Task goal:
Restate, word for word, all of the material shown below.
== Data records ==
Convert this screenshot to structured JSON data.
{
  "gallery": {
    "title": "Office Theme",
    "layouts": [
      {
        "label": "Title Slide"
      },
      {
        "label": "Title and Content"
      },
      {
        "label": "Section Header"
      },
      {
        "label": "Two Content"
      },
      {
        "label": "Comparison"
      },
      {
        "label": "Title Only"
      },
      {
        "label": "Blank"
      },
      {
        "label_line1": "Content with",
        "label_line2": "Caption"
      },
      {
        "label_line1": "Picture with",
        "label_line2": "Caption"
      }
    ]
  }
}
===
Solution for this task:
Convert this screenshot to structured JSON data.
{
  "gallery": {
    "title": "Office Theme",
    "layouts": [
      {
        "label": "Title Slide"
      },
      {
        "label": "Title and Content"
      },
      {
        "label": "Section Header"
      },
      {
        "label": "Two Content"
      },
      {
        "label": "Comparison"
      },
      {
        "label": "Title Only"
      },
      {
        "label": "Blank"
      },
      {
        "label_line1": "Content with",
        "label_line2": "Caption"
      },
      {
        "label_line1": "Picture with",
        "label_line2": "Caption"
      }
    ]
  }
}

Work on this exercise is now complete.